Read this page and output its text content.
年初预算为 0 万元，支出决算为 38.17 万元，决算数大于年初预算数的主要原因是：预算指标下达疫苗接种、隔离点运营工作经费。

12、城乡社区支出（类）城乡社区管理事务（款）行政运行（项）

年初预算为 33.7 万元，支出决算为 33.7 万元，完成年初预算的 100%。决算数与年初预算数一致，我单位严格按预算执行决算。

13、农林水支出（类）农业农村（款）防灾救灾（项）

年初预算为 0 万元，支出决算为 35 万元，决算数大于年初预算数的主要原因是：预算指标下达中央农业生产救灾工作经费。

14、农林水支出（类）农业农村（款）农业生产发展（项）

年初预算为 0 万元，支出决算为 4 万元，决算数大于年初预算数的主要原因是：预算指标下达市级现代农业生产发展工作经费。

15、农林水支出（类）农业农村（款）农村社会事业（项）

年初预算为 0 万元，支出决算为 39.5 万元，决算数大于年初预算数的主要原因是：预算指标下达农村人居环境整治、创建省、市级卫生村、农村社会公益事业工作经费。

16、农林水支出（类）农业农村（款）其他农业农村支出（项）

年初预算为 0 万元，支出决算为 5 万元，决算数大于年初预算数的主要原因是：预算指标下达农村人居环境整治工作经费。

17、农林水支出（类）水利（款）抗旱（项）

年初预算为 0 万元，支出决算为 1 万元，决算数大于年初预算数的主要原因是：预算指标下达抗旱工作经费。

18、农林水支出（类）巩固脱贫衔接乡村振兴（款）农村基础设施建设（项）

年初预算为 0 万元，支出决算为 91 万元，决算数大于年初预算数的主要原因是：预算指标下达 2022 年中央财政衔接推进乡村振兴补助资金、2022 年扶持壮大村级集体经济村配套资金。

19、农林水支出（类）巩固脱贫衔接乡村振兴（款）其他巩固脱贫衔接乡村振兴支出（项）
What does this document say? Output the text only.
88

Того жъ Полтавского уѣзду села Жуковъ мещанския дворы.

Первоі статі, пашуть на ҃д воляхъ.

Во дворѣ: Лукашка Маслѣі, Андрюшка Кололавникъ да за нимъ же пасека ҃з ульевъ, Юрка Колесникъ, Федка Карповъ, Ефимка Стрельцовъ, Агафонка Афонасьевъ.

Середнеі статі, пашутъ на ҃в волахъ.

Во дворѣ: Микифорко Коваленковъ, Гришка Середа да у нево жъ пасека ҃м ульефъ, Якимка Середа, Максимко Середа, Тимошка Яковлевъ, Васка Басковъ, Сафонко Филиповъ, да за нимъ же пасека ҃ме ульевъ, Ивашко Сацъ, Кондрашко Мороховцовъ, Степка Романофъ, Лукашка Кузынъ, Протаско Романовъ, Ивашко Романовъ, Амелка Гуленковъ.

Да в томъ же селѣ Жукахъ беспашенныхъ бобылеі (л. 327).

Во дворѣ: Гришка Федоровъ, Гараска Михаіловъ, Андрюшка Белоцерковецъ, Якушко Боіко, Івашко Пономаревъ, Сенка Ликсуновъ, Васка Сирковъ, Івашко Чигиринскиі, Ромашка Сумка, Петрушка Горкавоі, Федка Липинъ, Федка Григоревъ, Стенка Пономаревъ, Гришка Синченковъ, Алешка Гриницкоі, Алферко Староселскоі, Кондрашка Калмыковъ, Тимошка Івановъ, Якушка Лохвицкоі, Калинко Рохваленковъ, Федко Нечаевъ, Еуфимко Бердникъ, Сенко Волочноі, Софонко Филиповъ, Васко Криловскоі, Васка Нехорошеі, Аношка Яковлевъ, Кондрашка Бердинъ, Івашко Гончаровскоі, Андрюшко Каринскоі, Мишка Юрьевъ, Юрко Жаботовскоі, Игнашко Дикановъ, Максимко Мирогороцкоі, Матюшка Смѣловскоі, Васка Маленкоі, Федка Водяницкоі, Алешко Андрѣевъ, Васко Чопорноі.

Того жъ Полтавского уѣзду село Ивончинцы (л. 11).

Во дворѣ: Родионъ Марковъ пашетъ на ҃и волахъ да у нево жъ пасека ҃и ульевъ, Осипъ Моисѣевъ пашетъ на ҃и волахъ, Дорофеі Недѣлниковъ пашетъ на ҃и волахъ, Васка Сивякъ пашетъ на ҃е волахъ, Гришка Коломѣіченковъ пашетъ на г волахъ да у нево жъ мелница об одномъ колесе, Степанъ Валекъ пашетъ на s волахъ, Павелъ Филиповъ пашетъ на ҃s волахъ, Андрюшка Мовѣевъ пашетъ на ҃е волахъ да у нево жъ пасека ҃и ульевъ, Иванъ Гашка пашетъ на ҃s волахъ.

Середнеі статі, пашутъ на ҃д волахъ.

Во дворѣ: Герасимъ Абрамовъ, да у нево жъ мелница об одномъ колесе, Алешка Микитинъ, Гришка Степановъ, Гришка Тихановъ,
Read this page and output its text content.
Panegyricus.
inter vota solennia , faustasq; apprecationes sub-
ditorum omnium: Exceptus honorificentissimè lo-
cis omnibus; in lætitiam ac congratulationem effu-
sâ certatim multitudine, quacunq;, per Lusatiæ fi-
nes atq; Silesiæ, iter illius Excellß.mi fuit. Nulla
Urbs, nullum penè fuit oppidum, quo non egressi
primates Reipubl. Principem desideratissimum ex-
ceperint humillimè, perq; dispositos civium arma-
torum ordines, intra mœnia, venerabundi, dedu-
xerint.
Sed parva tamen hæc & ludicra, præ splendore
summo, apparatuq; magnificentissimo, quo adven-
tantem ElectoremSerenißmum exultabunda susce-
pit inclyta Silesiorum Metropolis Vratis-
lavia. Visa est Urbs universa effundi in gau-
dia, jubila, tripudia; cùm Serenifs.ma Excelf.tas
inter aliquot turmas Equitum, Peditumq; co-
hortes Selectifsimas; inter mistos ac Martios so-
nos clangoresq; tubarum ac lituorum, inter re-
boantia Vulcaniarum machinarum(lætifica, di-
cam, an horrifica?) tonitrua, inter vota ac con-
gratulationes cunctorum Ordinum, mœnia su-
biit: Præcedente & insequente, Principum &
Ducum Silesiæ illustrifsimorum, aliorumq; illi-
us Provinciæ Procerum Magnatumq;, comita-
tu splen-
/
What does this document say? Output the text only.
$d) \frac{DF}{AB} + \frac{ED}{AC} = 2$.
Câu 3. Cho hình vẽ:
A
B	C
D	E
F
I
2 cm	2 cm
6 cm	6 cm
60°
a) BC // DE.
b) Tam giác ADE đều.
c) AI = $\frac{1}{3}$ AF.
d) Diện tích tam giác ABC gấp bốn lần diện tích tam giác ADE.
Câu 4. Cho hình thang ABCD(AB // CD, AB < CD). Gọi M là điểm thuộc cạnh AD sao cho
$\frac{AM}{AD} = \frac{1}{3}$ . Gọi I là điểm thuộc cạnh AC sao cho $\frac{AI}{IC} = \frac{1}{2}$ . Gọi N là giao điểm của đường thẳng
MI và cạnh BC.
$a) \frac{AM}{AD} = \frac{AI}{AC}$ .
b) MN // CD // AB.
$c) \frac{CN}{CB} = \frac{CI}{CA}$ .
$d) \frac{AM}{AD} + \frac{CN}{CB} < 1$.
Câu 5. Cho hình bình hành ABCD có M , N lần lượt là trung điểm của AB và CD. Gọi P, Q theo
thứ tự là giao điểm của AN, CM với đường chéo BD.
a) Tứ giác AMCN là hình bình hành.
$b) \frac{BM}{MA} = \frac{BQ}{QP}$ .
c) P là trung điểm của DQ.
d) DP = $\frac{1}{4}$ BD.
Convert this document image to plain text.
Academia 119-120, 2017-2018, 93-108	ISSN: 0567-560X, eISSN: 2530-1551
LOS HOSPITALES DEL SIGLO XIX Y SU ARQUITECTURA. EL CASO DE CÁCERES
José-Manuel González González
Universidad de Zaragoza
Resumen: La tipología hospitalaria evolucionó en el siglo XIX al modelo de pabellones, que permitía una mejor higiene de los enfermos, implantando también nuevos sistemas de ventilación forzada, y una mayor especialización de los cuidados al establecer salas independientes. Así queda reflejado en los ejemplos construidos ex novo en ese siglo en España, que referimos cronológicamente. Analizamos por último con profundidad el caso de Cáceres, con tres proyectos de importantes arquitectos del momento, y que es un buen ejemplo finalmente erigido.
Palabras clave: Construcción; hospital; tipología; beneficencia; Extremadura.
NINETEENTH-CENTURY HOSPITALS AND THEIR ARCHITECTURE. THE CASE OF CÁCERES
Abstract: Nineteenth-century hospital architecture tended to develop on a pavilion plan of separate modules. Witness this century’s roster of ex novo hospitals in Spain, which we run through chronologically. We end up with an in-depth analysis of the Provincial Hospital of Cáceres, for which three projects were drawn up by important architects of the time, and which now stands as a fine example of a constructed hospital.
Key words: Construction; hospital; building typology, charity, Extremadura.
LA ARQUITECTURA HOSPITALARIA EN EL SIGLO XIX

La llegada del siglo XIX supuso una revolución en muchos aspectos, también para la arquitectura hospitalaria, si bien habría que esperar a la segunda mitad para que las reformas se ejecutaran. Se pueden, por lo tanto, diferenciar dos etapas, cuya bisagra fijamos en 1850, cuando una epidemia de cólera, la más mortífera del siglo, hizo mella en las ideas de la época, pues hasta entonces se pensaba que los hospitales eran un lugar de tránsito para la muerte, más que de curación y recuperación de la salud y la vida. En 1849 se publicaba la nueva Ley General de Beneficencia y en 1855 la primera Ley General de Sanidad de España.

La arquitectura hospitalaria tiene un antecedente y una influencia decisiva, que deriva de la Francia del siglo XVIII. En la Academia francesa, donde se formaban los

──────────────────────────────

▸ **TASK DETAILS**:
Give only the number of lines in the entries above that contain the string "мелница".

▸ **SOLVED PROBLEM**:
2